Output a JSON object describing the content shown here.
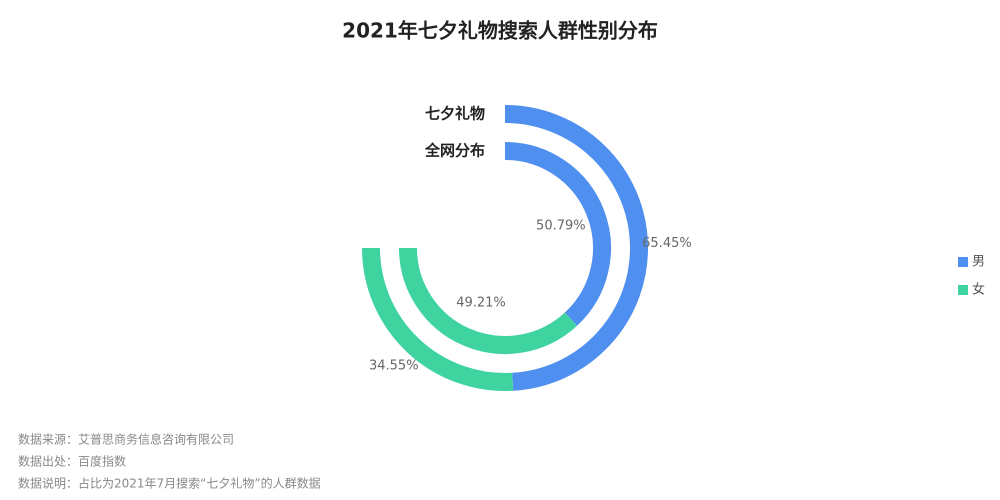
{
  "chart_data": {
    "type": "radial_bar",
    "title": "2021年七夕礼物搜索人群性别分布",
    "categories": [
      "七夕礼物",
      "全网分布"
    ],
    "series": [
      {
        "name": "男",
        "color": "#4e8ff0",
        "values": [
          65.45,
          50.79
        ],
        "value_labels": [
          "65.45%",
          "50.79%"
        ]
      },
      {
        "name": "女",
        "color": "#3fd3a0",
        "values": [
          34.55,
          49.21
        ],
        "value_labels": [
          "34.55%",
          "49.21%"
        ]
      }
    ],
    "notes": [
      "数据来源：艾普思商务信息咨询有限公司",
      "数据出处：百度指数",
      "数据说明：占比为2021年7月搜索“七夕礼物”的人群数据"
    ]
  }
}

- WHAT IS ASKED -
Skip the pictures and transcribe the rest of the records exactly.

- EXERCISE RESPONSE -
Output a JSON object describing the content shown here.
{
  "chart_data": {
    "type": "radial_bar",
    "title": "2021年七夕礼物搜索人群性别分布",
    "categories": [
      "七夕礼物",
      "全网分布"
    ],
    "series": [
      {
        "name": "男",
        "color": "#4e8ff0",
        "values": [
          65.45,
          50.79
        ],
        "value_labels": [
          "65.45%",
          "50.79%"
        ]
      },
      {
        "name": "女",
        "color": "#3fd3a0",
        "values": [
          34.55,
          49.21
        ],
        "value_labels": [
          "34.55%",
          "49.21%"
        ]
      }
    ],
    "notes": [
      "数据来源：艾普思商务信息咨询有限公司",
      "数据出处：百度指数",
      "数据说明：占比为2021年7月搜索“七夕礼物”的人群数据"
    ]
  }
}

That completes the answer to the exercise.